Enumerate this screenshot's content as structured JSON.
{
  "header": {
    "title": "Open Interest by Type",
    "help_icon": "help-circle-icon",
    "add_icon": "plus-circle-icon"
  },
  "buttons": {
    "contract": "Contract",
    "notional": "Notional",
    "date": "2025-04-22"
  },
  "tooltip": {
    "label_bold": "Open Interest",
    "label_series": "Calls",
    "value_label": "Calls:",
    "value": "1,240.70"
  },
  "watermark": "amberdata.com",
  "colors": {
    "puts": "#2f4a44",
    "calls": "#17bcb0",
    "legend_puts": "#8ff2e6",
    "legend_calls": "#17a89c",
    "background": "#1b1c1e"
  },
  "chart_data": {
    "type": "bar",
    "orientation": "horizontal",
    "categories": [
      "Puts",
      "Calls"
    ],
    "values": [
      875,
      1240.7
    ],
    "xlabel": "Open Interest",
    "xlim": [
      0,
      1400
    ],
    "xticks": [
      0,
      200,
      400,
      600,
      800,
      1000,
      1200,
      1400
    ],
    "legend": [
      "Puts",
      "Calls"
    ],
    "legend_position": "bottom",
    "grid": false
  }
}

━━━

Instructions for the task: Only the count is needed: the number of lines in the data that include the word "Open".

Task solution: 3